# SAMSUNG

# CMM-H

CXL-Enabled Large Scale Memory Expansion with a Hybrid NAND/DRAM Solution

White Paper

Samsung Memory Solutions Lab (MSL) Authors: Reza Soltaniyeh, Gongjin Sun, Caroline Kahn, Hingkwan Huen, Senthil Murugesapandian, Amir Beygi, Andrew Chang, Xuebin Yao, Ramdas Kachare



# Table of Contents

| 1. Introduction                              | 3  |
|----------------------------------------------|----|
| 2. CMM-H Overview                            | 4  |
| I. Samsung Memory                            | 4  |
| II. Device Configuration                     | 5  |
| III. Experimental Evaluation                 | 6  |
| A. Platform Configuration                    | 6  |
| B. Bandwidth and Latency Analysis of CMM-H   | 6  |
| C. System-Wide Memory Performance with CMM-H | 7  |
| D. Real-world Applications                   | 8  |
| I. Redis In-memory Database                  | 8  |
| II. NAS Parallel Benchmark                   | 9  |
| III. Graph500                                | 9  |
| IV. Conclusion                               | 11 |

# 1. Introduction

The exponential growth of data has significantly increased the demand for applications such as machine learning, Artificial General Intelligence (AGI), and data analytics. These memory-intensive applications have driven up the total cost of ownership (TCO) in data centers due to escalating memory and storage needs. Additionally, DRAM scalability limitations hinder effective vertical scaling, necessitating innovative solutions. To address these challenges, the industry is converging on a coherent interconnect protocol called Compute Express Link™ (CXL™) <sup>1</sup>.

| Collected data |
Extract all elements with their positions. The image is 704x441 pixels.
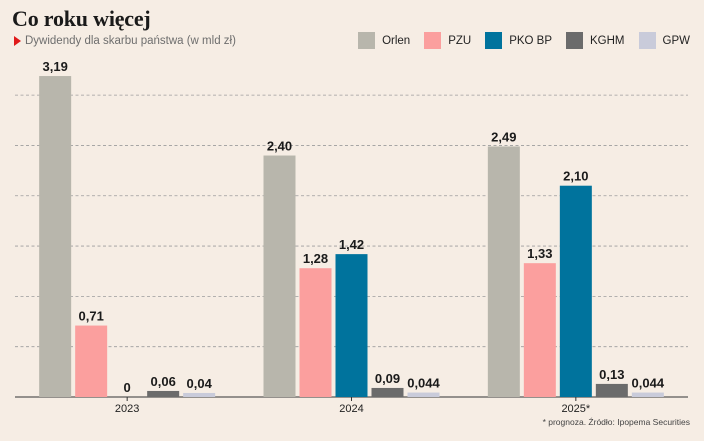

| Instructions for the task |
Return the part of the CMM-H white paper that begins at the words "The exponential growth" and stops after "Link™ (CXL™) <sup>1</sup>.", copied word for word. The material placed after the CMM-H white paper is separate from it.

| Written response |
The exponential growth of data has significantly increased the demand for applications such as machine learning, Artificial General Intelligence (AGI), and data analytics. These memory-intensive applications have driven up the total cost of ownership (TCO) in data centers due to escalating memory and storage needs. Additionally, DRAM scalability limitations hinder effective vertical scaling, necessitating innovative solutions. To address these challenges, the industry is converging on a coherent interconnect protocol called Compute Express Link™ (CXL™) <sup>1</sup>.